[begin The data]

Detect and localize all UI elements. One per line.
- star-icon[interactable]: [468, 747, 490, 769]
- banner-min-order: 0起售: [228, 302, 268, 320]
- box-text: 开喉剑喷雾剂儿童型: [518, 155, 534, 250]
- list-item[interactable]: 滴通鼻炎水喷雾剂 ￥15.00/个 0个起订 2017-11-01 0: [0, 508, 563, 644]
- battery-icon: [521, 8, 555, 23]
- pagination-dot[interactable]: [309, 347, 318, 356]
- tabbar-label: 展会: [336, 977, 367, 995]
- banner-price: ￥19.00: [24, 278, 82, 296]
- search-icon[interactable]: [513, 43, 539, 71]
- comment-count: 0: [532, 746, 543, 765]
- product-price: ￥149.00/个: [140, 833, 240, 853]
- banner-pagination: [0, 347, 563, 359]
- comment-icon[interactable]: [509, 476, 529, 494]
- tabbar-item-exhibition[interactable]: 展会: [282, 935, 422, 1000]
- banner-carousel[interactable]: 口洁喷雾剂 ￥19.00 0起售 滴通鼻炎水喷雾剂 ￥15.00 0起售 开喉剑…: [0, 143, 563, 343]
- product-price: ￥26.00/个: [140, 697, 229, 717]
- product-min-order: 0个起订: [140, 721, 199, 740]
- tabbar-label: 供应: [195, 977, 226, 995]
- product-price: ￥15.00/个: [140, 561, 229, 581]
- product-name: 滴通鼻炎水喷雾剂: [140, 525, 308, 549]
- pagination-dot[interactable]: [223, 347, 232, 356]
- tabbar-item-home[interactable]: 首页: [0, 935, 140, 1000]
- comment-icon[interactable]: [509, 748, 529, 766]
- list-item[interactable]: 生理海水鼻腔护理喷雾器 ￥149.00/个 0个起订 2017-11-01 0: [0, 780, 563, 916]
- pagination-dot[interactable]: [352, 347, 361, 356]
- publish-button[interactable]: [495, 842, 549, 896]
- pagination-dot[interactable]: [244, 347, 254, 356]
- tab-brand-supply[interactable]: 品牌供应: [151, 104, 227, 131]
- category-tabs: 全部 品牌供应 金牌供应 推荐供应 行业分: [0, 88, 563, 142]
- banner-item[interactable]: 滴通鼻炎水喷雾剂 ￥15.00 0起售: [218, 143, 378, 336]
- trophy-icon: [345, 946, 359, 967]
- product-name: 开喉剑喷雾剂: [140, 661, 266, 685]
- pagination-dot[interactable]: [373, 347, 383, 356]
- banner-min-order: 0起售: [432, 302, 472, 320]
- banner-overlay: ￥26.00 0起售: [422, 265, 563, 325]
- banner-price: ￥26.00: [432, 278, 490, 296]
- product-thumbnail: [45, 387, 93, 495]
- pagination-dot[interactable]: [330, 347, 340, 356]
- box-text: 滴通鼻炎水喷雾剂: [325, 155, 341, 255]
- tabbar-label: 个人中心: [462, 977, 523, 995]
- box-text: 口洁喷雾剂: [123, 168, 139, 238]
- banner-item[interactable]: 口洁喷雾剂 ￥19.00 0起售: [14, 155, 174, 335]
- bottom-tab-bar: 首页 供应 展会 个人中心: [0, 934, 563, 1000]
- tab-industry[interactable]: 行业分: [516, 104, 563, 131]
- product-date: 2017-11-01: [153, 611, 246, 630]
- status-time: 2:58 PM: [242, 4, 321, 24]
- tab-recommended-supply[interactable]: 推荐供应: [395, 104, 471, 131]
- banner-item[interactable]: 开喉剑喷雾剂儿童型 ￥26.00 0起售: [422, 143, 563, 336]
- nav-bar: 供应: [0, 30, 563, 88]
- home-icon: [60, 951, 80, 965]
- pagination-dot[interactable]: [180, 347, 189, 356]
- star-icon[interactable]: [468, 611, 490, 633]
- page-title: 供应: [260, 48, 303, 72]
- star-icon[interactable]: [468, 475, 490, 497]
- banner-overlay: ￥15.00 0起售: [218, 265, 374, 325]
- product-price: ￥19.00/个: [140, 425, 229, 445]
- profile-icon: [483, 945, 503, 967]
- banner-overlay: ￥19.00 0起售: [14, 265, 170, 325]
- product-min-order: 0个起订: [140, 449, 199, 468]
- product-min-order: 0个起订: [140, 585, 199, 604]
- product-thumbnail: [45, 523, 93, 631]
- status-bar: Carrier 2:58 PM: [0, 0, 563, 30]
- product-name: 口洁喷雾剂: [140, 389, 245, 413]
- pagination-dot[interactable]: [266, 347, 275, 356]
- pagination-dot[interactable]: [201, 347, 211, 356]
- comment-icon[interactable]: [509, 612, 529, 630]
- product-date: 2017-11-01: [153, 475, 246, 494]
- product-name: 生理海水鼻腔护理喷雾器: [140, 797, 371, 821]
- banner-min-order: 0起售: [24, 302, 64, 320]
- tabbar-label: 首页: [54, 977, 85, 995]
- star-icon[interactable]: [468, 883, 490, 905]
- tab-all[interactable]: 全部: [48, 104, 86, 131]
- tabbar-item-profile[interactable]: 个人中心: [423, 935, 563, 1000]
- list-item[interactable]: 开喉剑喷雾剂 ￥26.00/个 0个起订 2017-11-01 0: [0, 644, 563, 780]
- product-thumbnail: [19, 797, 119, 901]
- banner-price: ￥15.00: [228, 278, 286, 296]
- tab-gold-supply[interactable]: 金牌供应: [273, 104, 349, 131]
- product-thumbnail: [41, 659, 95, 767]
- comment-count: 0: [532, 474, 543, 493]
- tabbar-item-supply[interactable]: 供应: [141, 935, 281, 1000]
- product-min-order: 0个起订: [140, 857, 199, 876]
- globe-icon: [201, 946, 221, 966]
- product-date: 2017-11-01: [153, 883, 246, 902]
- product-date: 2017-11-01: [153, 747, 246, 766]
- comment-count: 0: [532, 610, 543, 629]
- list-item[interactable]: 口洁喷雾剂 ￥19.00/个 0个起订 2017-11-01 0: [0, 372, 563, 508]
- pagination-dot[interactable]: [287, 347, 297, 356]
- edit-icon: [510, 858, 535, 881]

[end The data]

[What the task asks] Put every line of the data above into a numbered list, omitting any blank lines.

[Full response]
1. Detect and localize all UI elements. One per line.
2. - star-icon[interactable]: [468, 747, 490, 769]
3. - banner-min-order: 0起售: [228, 302, 268, 320]
4. - box-text: 开喉剑喷雾剂儿童型: [518, 155, 534, 250]
5. - list-item[interactable]: 滴通鼻炎水喷雾剂 ￥15.00/个 0个起订 2017-11-01 0: [0, 508, 563, 644]
6. - battery-icon: [521, 8, 555, 23]
7. - pagination-dot[interactable]: [309, 347, 318, 356]
8. - tabbar-label: 展会: [336, 977, 367, 995]
9. - banner-price: ￥19.00: [24, 278, 82, 296]
10. - search-icon[interactable]: [513, 43, 539, 71]
11. - comment-count: 0: [532, 746, 543, 765]
12. - product-price: ￥149.00/个: [140, 833, 240, 853]
13. - banner-pagination: [0, 347, 563, 359]
14. - comment-icon[interactable]: [509, 476, 529, 494]
15. - tabbar-item-exhibition[interactable]: 展会: [282, 935, 422, 1000]
16. - banner-carousel[interactable]: 口洁喷雾剂 ￥19.00 0起售 滴通鼻炎水喷雾剂 ￥15.00 0起售 开喉剑…: [0, 143, 563, 343]
17. - product-price: ￥26.00/个: [140, 697, 229, 717]
18. - product-min-order: 0个起订: [140, 721, 199, 740]
19. - tabbar-label: 供应: [195, 977, 226, 995]
20. - product-price: ￥15.00/个: [140, 561, 229, 581]
21. - product-name: 滴通鼻炎水喷雾剂: [140, 525, 308, 549]
22. - pagination-dot[interactable]: [223, 347, 232, 356]
23. - tabbar-item-home[interactable]: 首页: [0, 935, 140, 1000]
24. - comment-icon[interactable]: [509, 748, 529, 766]
25. - list-item[interactable]: 生理海水鼻腔护理喷雾器 ￥149.00/个 0个起订 2017-11-01 0: [0, 780, 563, 916]
26. - pagination-dot[interactable]: [352, 347, 361, 356]
27. - publish-button[interactable]: [495, 842, 549, 896]
28. - pagination-dot[interactable]: [244, 347, 254, 356]
29. - tab-brand-supply[interactable]: 品牌供应: [151, 104, 227, 131]
30. - category-tabs: 全部 品牌供应 金牌供应 推荐供应 行业分: [0, 88, 563, 142]
31. - banner-item[interactable]: 滴通鼻炎水喷雾剂 ￥15.00 0起售: [218, 143, 378, 336]
32. - trophy-icon: [345, 946, 359, 967]
33. - product-name: 开喉剑喷雾剂: [140, 661, 266, 685]
34. - pagination-dot[interactable]: [373, 347, 383, 356]
35. - banner-min-order: 0起售: [432, 302, 472, 320]
36. - banner-overlay: ￥26.00 0起售: [422, 265, 563, 325]
37. - banner-price: ￥26.00: [432, 278, 490, 296]
38. - product-thumbnail: [45, 387, 93, 495]
39. - pagination-dot[interactable]: [330, 347, 340, 356]
40. - box-text: 滴通鼻炎水喷雾剂: [325, 155, 341, 255]
41. - tabbar-label: 个人中心: [462, 977, 523, 995]
42. - box-text: 口洁喷雾剂: [123, 168, 139, 238]
43. - banner-item[interactable]: 口洁喷雾剂 ￥19.00 0起售: [14, 155, 174, 335]
44. - bottom-tab-bar: 首页 供应 展会 个人中心: [0, 934, 563, 1000]
45. - tab-industry[interactable]: 行业分: [516, 104, 563, 131]
46. - product-date: 2017-11-01: [153, 611, 246, 630]
47. - status-time: 2:58 PM: [242, 4, 321, 24]
48. - tab-recommended-supply[interactable]: 推荐供应: [395, 104, 471, 131]
49. - banner-item[interactable]: 开喉剑喷雾剂儿童型 ￥26.00 0起售: [422, 143, 563, 336]
50. - nav-bar: 供应: [0, 30, 563, 88]
51. - home-icon: [60, 951, 80, 965]
52. - pagination-dot[interactable]: [180, 347, 189, 356]
53. - star-icon[interactable]: [468, 611, 490, 633]
54. - page-title: 供应: [260, 48, 303, 72]
55. - star-icon[interactable]: [468, 475, 490, 497]
56. - banner-overlay: ￥15.00 0起售: [218, 265, 374, 325]
57. - product-price: ￥19.00/个: [140, 425, 229, 445]
58. - profile-icon: [483, 945, 503, 967]
59. - banner-overlay: ￥19.00 0起售: [14, 265, 170, 325]
60. - product-min-order: 0个起订: [140, 449, 199, 468]
61. - product-min-order: 0个起订: [140, 585, 199, 604]
62. - product-thumbnail: [45, 523, 93, 631]
63. - status-bar: Carrier 2:58 PM: [0, 0, 563, 30]
64. - product-name: 口洁喷雾剂: [140, 389, 245, 413]
65. - pagination-dot[interactable]: [266, 347, 275, 356]
66. - pagination-dot[interactable]: [201, 347, 211, 356]
67. - comment-icon[interactable]: [509, 612, 529, 630]
68. - product-date: 2017-11-01: [153, 475, 246, 494]
69. - product-name: 生理海水鼻腔护理喷雾器: [140, 797, 371, 821]
70. - banner-min-order: 0起售: [24, 302, 64, 320]
71. - tabbar-label: 首页: [54, 977, 85, 995]
72. - star-icon[interactable]: [468, 883, 490, 905]
73. - tab-all[interactable]: 全部: [48, 104, 86, 131]
74. - tabbar-item-profile[interactable]: 个人中心: [423, 935, 563, 1000]
75. - list-item[interactable]: 开喉剑喷雾剂 ￥26.00/个 0个起订 2017-11-01 0: [0, 644, 563, 780]
76. - product-thumbnail: [19, 797, 119, 901]
77. - banner-price: ￥15.00: [228, 278, 286, 296]
78. - tab-gold-supply[interactable]: 金牌供应: [273, 104, 349, 131]
79. - product-thumbnail: [41, 659, 95, 767]
80. - comment-count: 0: [532, 474, 543, 493]
81. - tabbar-item-supply[interactable]: 供应: [141, 935, 281, 1000]
82. - product-min-order: 0个起订: [140, 857, 199, 876]
83. - globe-icon: [201, 946, 221, 966]
84. - product-date: 2017-11-01: [153, 883, 246, 902]
85. - product-date: 2017-11-01: [153, 747, 246, 766]
86. - comment-count: 0: [532, 610, 543, 629]
87. - list-item[interactable]: 口洁喷雾剂 ￥19.00/个 0个起订 2017-11-01 0: [0, 372, 563, 508]
88. - pagination-dot[interactable]: [287, 347, 297, 356]
89. - edit-icon: [510, 858, 535, 881]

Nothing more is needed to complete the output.